(Rows from a figure dataset)

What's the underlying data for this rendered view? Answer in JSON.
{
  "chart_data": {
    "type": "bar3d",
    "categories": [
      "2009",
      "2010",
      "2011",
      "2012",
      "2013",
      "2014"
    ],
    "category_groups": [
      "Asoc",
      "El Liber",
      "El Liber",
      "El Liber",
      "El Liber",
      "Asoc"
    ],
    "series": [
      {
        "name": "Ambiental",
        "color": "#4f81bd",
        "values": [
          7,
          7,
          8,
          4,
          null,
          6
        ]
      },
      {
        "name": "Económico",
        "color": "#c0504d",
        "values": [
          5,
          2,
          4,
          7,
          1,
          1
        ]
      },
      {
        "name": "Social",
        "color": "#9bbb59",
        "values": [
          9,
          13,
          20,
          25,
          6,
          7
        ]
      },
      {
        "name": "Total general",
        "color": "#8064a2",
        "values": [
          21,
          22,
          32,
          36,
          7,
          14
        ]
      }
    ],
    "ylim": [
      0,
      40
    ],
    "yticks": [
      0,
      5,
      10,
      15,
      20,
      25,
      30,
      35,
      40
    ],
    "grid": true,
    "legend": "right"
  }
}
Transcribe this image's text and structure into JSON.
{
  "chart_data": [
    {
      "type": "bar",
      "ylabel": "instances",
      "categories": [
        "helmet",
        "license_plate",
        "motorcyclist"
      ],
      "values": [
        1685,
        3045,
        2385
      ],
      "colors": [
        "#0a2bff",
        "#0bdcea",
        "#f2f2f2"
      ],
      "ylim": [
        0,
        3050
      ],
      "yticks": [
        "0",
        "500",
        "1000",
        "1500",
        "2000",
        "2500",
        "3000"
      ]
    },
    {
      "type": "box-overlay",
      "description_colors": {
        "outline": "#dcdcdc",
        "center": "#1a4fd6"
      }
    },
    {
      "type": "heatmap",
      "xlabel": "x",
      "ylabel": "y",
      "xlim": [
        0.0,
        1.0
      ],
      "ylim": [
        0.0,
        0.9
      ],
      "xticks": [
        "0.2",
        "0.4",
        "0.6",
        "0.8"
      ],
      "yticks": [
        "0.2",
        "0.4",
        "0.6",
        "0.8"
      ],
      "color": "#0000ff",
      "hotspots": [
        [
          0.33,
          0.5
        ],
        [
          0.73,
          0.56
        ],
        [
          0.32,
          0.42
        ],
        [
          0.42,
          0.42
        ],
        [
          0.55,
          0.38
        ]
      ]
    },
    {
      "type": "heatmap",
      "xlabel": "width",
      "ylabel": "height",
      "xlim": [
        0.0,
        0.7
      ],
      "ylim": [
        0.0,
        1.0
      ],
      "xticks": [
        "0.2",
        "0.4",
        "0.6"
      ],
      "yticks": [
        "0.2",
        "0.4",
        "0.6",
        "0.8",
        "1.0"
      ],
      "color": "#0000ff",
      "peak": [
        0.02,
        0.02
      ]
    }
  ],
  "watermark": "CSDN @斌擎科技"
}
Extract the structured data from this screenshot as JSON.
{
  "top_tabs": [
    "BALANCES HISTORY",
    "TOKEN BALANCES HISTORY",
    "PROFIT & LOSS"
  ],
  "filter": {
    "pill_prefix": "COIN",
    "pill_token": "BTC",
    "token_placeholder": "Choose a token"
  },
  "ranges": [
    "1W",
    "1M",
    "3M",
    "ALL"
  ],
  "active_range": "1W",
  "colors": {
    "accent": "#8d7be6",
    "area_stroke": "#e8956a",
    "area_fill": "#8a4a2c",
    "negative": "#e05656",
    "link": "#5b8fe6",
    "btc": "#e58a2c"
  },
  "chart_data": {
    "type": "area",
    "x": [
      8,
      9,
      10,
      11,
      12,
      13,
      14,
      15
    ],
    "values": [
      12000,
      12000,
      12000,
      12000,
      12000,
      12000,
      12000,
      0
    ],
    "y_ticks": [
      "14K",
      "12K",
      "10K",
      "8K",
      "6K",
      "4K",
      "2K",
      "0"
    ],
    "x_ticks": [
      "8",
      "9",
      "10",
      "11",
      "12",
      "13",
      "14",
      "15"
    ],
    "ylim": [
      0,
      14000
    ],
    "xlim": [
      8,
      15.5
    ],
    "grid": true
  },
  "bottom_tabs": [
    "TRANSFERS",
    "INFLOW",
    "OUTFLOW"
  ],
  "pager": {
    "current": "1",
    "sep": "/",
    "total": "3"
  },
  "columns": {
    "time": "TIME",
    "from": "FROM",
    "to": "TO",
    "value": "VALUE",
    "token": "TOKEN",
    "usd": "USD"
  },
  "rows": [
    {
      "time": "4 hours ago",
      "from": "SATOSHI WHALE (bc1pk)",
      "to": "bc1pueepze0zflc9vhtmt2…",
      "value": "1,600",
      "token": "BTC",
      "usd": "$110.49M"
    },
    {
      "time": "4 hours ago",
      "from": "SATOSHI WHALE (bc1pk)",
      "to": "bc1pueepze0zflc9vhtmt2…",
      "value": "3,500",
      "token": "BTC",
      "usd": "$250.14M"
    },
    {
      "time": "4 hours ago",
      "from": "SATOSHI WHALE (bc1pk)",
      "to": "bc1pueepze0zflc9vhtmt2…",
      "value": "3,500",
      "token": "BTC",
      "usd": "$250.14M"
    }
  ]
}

Exercise directions ▸
Copy every record exactly as presented.

Correct response ▸
What's the underlying data for this rendered view? Answer in JSON.
{
  "chart_data": {
    "type": "bar3d",
    "categories": [
      "2009",
      "2010",
      "2011",
      "2012",
      "2013",
      "2014"
    ],
    "category_groups": [
      "Asoc",
      "El Liber",
      "El Liber",
      "El Liber",
      "El Liber",
      "Asoc"
    ],
    "series": [
      {
        "name": "Ambiental",
        "color": "#4f81bd",
        "values": [
          7,
          7,
          8,
          4,
          null,
          6
        ]
      },
      {
        "name": "Económico",
        "color": "#c0504d",
        "values": [
          5,
          2,
          4,
          7,
          1,
          1
        ]
      },
      {
        "name": "Social",
        "color": "#9bbb59",
        "values": [
          9,
          13,
          20,
          25,
          6,
          7
        ]
      },
      {
        "name": "Total general",
        "color": "#8064a2",
        "values": [
          21,
          22,
          32,
          36,
          7,
          14
        ]
      }
    ],
    "ylim": [
      0,
      40
    ],
    "yticks": [
      0,
      5,
      10,
      15,
      20,
      25,
      30,
      35,
      40
    ],
    "grid": true,
    "legend": "right"
  }
}
Transcribe this image's text and structure into JSON.
{
  "chart_data": [
    {
      "type": "bar",
      "ylabel": "instances",
      "categories": [
        "helmet",
        "license_plate",
        "motorcyclist"
      ],
      "values": [
        1685,
        3045,
        2385
      ],
      "colors": [
        "#0a2bff",
        "#0bdcea",
        "#f2f2f2"
      ],
      "ylim": [
        0,
        3050
      ],
      "yticks": [
        "0",
        "500",
        "1000",
        "1500",
        "2000",
        "2500",
        "3000"
      ]
    },
    {
      "type": "box-overlay",
      "description_colors": {
        "outline": "#dcdcdc",
        "center": "#1a4fd6"
      }
    },
    {
      "type": "heatmap",
      "xlabel": "x",
      "ylabel": "y",
      "xlim": [
        0.0,
        1.0
      ],
      "ylim": [
        0.0,
        0.9
      ],
      "xticks": [
        "0.2",
        "0.4",
        "0.6",
        "0.8"
      ],
      "yticks": [
        "0.2",
        "0.4",
        "0.6",
        "0.8"
      ],
      "color": "#0000ff",
      "hotspots": [
        [
          0.33,
          0.5
        ],
        [
          0.73,
          0.56
        ],
        [
          0.32,
          0.42
        ],
        [
          0.42,
          0.42
        ],
        [
          0.55,
          0.38
        ]
      ]
    },
    {
      "type": "heatmap",
      "xlabel": "width",
      "ylabel": "height",
      "xlim": [
        0.0,
        0.7
      ],
      "ylim": [
        0.0,
        1.0
      ],
      "xticks": [
        "0.2",
        "0.4",
        "0.6"
      ],
      "yticks": [
        "0.2",
        "0.4",
        "0.6",
        "0.8",
        "1.0"
      ],
      "color": "#0000ff",
      "peak": [
        0.02,
        0.02
      ]
    }
  ],
  "watermark": "CSDN @斌擎科技"
}
Extract the structured data from this screenshot as JSON.
{
  "top_tabs": [
    "BALANCES HISTORY",
    "TOKEN BALANCES HISTORY",
    "PROFIT & LOSS"
  ],
  "filter": {
    "pill_prefix": "COIN",
    "pill_token": "BTC",
    "token_placeholder": "Choose a token"
  },
  "ranges": [
    "1W",
    "1M",
    "3M",
    "ALL"
  ],
  "active_range": "1W",
  "colors": {
    "accent": "#8d7be6",
    "area_stroke": "#e8956a",
    "area_fill": "#8a4a2c",
    "negative": "#e05656",
    "link": "#5b8fe6",
    "btc": "#e58a2c"
  },
  "chart_data": {
    "type": "area",
    "x": [
      8,
      9,
      10,
      11,
      12,
      13,
      14,
      15
    ],
    "values": [
      12000,
      12000,
      12000,
      12000,
      12000,
      12000,
      12000,
      0
    ],
    "y_ticks": [
      "14K",
      "12K",
      "10K",
      "8K",
      "6K",
      "4K",
      "2K",
      "0"
    ],
    "x_ticks": [
      "8",
      "9",
      "10",
      "11",
      "12",
      "13",
      "14",
      "15"
    ],
    "ylim": [
      0,
      14000
    ],
    "xlim": [
      8,
      15.5
    ],
    "grid": true
  },
  "bottom_tabs": [
    "TRANSFERS",
    "INFLOW",
    "OUTFLOW"
  ],
  "pager": {
    "current": "1",
    "sep": "/",
    "total": "3"
  },
  "columns": {
    "time": "TIME",
    "from": "FROM",
    "to": "TO",
    "value": "VALUE",
    "token": "TOKEN",
    "usd": "USD"
  },
  "rows": [
    {
      "time": "4 hours ago",
      "from": "SATOSHI WHALE (bc1pk)",
      "to": "bc1pueepze0zflc9vhtmt2…",
      "value": "1,600",
      "token": "BTC",
      "usd": "$110.49M"
    },
    {
      "time": "4 hours ago",
      "from": "SATOSHI WHALE (bc1pk)",
      "to": "bc1pueepze0zflc9vhtmt2…",
      "value": "3,500",
      "token": "BTC",
      "usd": "$250.14M"
    },
    {
      "time": "4 hours ago",
      "from": "SATOSHI WHALE (bc1pk)",
      "to": "bc1pueepze0zflc9vhtmt2…",
      "value": "3,500",
      "token": "BTC",
      "usd": "$250.14M"
    }
  ]
}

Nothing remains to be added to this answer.